Provided material —

- - -

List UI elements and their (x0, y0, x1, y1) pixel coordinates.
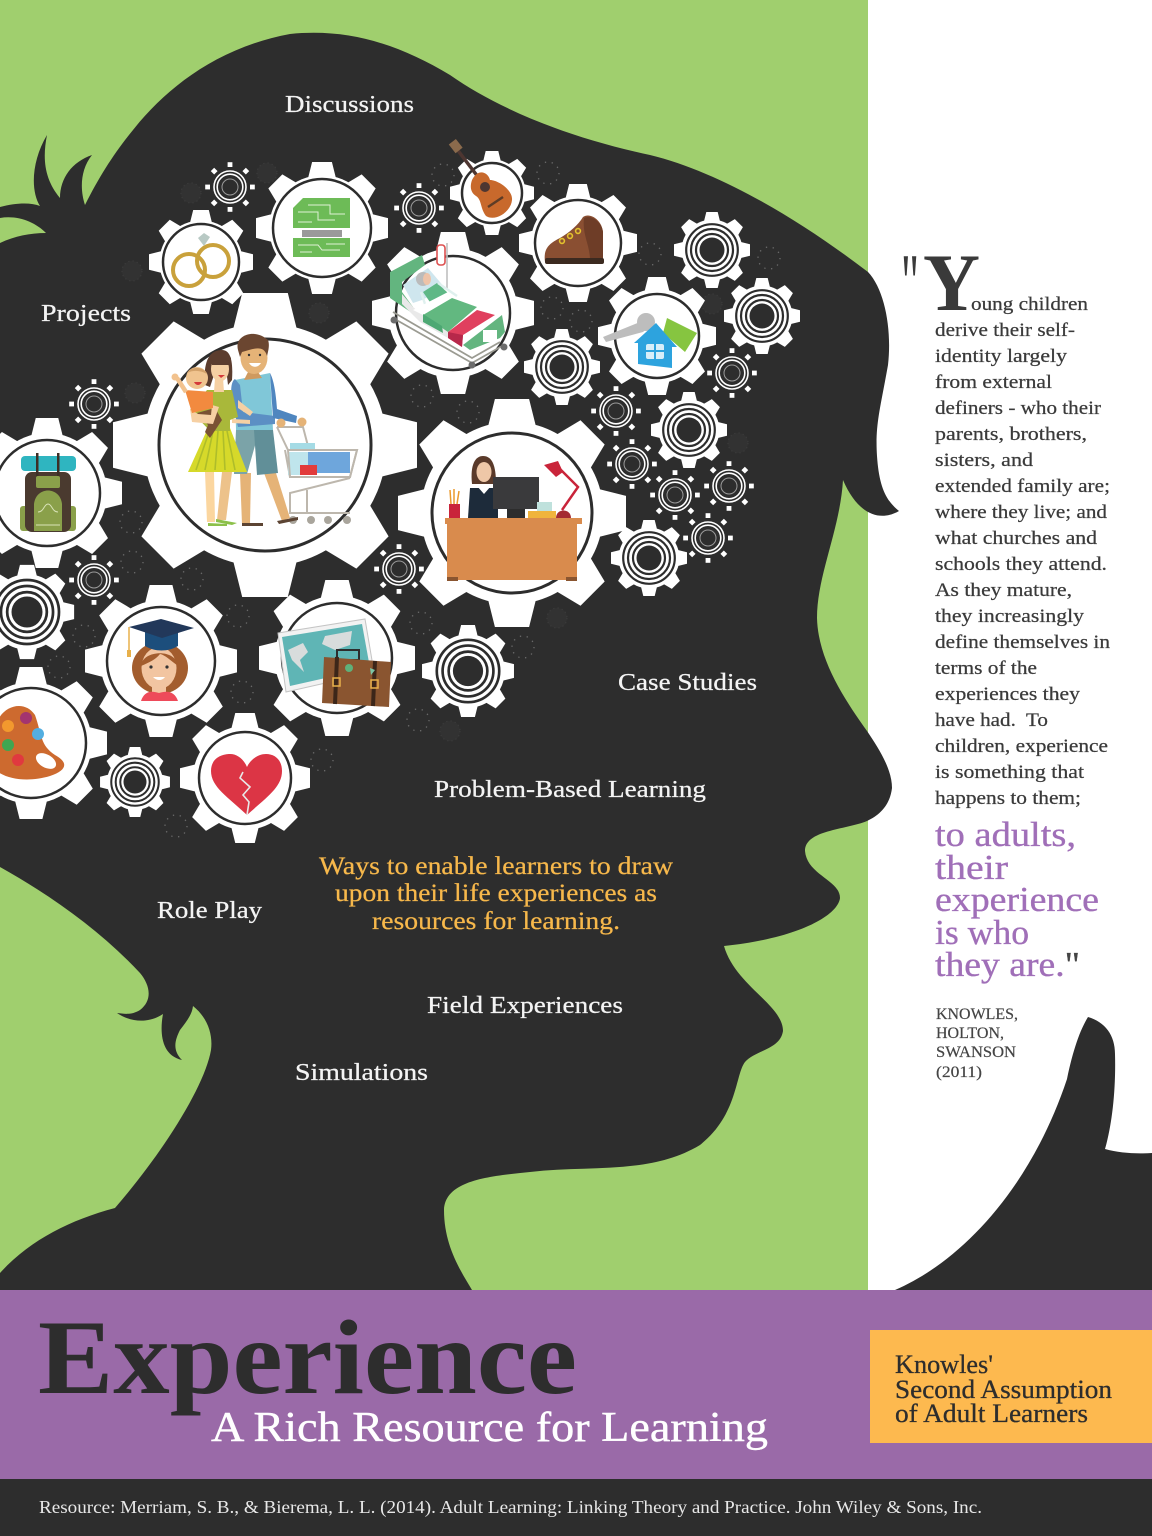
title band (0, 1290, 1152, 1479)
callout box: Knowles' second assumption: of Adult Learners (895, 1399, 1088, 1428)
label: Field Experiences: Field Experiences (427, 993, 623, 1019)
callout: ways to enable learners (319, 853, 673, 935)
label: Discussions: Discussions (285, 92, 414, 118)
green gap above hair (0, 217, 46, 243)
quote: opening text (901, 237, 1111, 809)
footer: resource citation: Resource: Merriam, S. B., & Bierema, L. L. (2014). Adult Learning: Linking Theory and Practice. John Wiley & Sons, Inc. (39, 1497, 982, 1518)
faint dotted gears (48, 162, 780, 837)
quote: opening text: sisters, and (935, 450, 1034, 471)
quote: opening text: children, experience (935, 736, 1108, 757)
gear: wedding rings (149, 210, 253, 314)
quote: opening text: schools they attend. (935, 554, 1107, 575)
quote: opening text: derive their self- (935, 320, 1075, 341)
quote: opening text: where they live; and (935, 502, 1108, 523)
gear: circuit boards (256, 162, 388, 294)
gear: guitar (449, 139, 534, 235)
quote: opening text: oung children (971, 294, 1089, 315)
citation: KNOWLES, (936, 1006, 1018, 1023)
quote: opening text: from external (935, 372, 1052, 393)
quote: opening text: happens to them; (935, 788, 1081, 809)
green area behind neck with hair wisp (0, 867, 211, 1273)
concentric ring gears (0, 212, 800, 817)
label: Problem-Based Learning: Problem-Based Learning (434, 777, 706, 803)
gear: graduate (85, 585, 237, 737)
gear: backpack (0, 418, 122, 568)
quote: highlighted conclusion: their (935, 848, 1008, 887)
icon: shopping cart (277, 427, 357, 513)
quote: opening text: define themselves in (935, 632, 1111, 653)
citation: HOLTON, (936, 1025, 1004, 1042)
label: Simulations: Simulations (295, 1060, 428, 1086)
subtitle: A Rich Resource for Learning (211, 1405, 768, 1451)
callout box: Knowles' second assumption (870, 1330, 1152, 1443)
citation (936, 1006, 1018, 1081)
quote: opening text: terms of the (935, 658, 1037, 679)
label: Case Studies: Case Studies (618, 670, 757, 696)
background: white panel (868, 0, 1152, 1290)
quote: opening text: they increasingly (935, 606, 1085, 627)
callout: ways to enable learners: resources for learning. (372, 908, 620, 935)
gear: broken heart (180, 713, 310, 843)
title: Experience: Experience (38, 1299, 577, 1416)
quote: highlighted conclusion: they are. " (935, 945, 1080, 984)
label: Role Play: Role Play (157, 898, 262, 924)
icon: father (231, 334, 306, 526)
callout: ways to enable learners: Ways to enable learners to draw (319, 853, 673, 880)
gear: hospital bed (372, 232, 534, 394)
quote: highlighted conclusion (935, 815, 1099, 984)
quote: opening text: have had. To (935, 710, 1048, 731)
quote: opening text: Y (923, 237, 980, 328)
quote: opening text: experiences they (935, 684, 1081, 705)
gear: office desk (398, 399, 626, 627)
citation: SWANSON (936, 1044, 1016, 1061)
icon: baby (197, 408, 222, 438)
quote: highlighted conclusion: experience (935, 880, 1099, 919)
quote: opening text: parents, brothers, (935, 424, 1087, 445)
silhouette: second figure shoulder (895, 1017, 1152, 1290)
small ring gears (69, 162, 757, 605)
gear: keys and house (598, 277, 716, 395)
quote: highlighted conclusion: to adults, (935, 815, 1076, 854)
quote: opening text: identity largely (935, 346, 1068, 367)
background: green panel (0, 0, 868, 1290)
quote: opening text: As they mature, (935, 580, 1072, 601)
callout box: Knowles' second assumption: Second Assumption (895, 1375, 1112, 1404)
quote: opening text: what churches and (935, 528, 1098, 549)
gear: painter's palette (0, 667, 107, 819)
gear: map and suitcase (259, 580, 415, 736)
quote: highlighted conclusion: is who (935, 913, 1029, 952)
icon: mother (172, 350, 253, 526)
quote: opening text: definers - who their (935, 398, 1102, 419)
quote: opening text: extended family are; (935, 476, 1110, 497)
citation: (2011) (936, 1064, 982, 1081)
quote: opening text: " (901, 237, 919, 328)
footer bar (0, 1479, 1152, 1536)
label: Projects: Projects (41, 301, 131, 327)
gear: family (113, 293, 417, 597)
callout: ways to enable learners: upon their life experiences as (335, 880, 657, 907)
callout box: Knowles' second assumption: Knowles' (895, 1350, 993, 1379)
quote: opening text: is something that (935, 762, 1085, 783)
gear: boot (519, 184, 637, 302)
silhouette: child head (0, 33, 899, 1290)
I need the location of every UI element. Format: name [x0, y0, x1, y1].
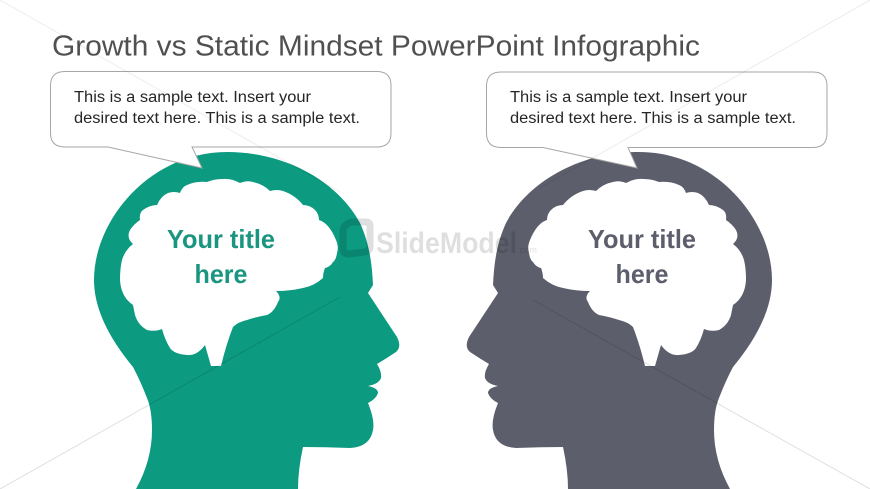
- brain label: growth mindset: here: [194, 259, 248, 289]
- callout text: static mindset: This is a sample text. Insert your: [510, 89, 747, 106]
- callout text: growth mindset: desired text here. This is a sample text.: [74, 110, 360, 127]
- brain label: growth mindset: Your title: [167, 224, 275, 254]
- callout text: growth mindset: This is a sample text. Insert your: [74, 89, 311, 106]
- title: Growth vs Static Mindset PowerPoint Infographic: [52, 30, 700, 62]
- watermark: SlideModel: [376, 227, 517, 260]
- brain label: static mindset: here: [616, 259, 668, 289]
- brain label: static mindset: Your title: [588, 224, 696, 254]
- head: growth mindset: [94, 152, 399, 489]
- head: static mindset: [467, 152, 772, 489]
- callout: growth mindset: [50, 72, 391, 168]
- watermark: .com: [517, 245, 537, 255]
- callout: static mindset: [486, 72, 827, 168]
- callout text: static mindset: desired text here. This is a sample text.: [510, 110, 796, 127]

- - -

Problem to solve —
Please retype every one of the lines above without any changes, leaving out the pictures.

Response for this exercise —
List UI elements and their (x0, y0, x1, y1) pixel coordinates.
title band (0, 1290, 1152, 1479)
callout box: Knowles' second assumption: of Adult Learners (895, 1399, 1088, 1428)
label: Field Experiences: Field Experiences (427, 993, 623, 1019)
callout: ways to enable learners (319, 853, 673, 935)
label: Discussions: Discussions (285, 92, 414, 118)
green gap above hair (0, 217, 46, 243)
quote: opening text (901, 237, 1111, 809)
footer: resource citation: Resource: Merriam, S. B., & Bierema, L. L. (2014). Adult Learning: Linking Theory and Practice. John Wiley & Sons, Inc. (39, 1497, 982, 1518)
faint dotted gears (48, 162, 780, 837)
quote: opening text: sisters, and (935, 450, 1034, 471)
quote: opening text: children, experience (935, 736, 1108, 757)
gear: wedding rings (149, 210, 253, 314)
quote: opening text: schools they attend. (935, 554, 1107, 575)
quote: opening text: derive their self- (935, 320, 1075, 341)
quote: opening text: where they live; and (935, 502, 1108, 523)
gear: circuit boards (256, 162, 388, 294)
gear: guitar (449, 139, 534, 235)
quote: opening text: oung children (971, 294, 1089, 315)
citation: KNOWLES, (936, 1006, 1018, 1023)
quote: opening text: from external (935, 372, 1052, 393)
quote: opening text: happens to them; (935, 788, 1081, 809)
green area behind neck with hair wisp (0, 867, 211, 1273)
concentric ring gears (0, 212, 800, 817)
label: Problem-Based Learning: Problem-Based Learning (434, 777, 706, 803)
gear: graduate (85, 585, 237, 737)
gear: backpack (0, 418, 122, 568)
quote: highlighted conclusion: their (935, 848, 1008, 887)
icon: shopping cart (277, 427, 357, 513)
quote: opening text: define themselves in (935, 632, 1111, 653)
citation: HOLTON, (936, 1025, 1004, 1042)
label: Simulations: Simulations (295, 1060, 428, 1086)
subtitle: A Rich Resource for Learning (211, 1405, 768, 1451)
callout box: Knowles' second assumption (870, 1330, 1152, 1443)
citation (936, 1006, 1018, 1081)
quote: opening text: terms of the (935, 658, 1037, 679)
label: Case Studies: Case Studies (618, 670, 757, 696)
background: white panel (868, 0, 1152, 1290)
quote: opening text: they increasingly (935, 606, 1085, 627)
callout: ways to enable learners: resources for learning. (372, 908, 620, 935)
gear: broken heart (180, 713, 310, 843)
title: Experience: Experience (38, 1299, 577, 1416)
quote: highlighted conclusion: they are. " (935, 945, 1080, 984)
label: Role Play: Role Play (157, 898, 262, 924)
icon: father (231, 334, 306, 526)
callout: ways to enable learners: Ways to enable learners to draw (319, 853, 673, 880)
gear: hospital bed (372, 232, 534, 394)
quote: highlighted conclusion (935, 815, 1099, 984)
quote: opening text: have had. To (935, 710, 1048, 731)
quote: opening text: Y (923, 237, 980, 328)
quote: opening text: experiences they (935, 684, 1081, 705)
gear: office desk (398, 399, 626, 627)
citation: SWANSON (936, 1044, 1016, 1061)
icon: baby (197, 408, 222, 438)
quote: highlighted conclusion: experience (935, 880, 1099, 919)
quote: opening text: parents, brothers, (935, 424, 1087, 445)
silhouette: second figure shoulder (895, 1017, 1152, 1290)
small ring gears (69, 162, 757, 605)
gear: keys and house (598, 277, 716, 395)
quote: highlighted conclusion: to adults, (935, 815, 1076, 854)
quote: opening text: identity largely (935, 346, 1068, 367)
background: green panel (0, 0, 868, 1290)
quote: opening text: As they mature, (935, 580, 1072, 601)
callout box: Knowles' second assumption: Second Assumption (895, 1375, 1112, 1404)
quote: opening text: what churches and (935, 528, 1098, 549)
gear: painter's palette (0, 667, 107, 819)
gear: map and suitcase (259, 580, 415, 736)
quote: highlighted conclusion: is who (935, 913, 1029, 952)
icon: mother (172, 350, 253, 526)
quote: opening text: definers - who their (935, 398, 1102, 419)
quote: opening text: extended family are; (935, 476, 1110, 497)
citation: (2011) (936, 1064, 982, 1081)
quote: opening text: " (901, 237, 919, 328)
footer bar (0, 1479, 1152, 1536)
label: Projects: Projects (41, 301, 131, 327)
gear: family (113, 293, 417, 597)
callout: ways to enable learners: upon their life experiences as (335, 880, 657, 907)
callout box: Knowles' second assumption: Knowles' (895, 1350, 993, 1379)
quote: opening text: is something that (935, 762, 1085, 783)
gear: boot (519, 184, 637, 302)
silhouette: child head (0, 33, 899, 1290)
I need the location of every UI element. Format: name [x0, y0, x1, y1].
- brain label: growth mindset: here: [194, 259, 248, 289]
- callout text: static mindset: This is a sample text. Insert your: [510, 89, 747, 106]
- callout text: growth mindset: desired text here. This is a sample text.: [74, 110, 360, 127]
- brain label: growth mindset: Your title: [167, 224, 275, 254]
- callout text: growth mindset: This is a sample text. Insert your: [74, 89, 311, 106]
- title: Growth vs Static Mindset PowerPoint Infographic: [52, 30, 700, 62]
- watermark: SlideModel: [376, 227, 517, 260]
- brain label: static mindset: here: [616, 259, 668, 289]
- brain label: static mindset: Your title: [588, 224, 696, 254]
- head: growth mindset: [94, 152, 399, 489]
- head: static mindset: [467, 152, 772, 489]
- callout: growth mindset: [50, 72, 391, 168]
- watermark: .com: [517, 245, 537, 255]
- callout: static mindset: [486, 72, 827, 168]
- callout text: static mindset: desired text here. This is a sample text.: [510, 110, 796, 127]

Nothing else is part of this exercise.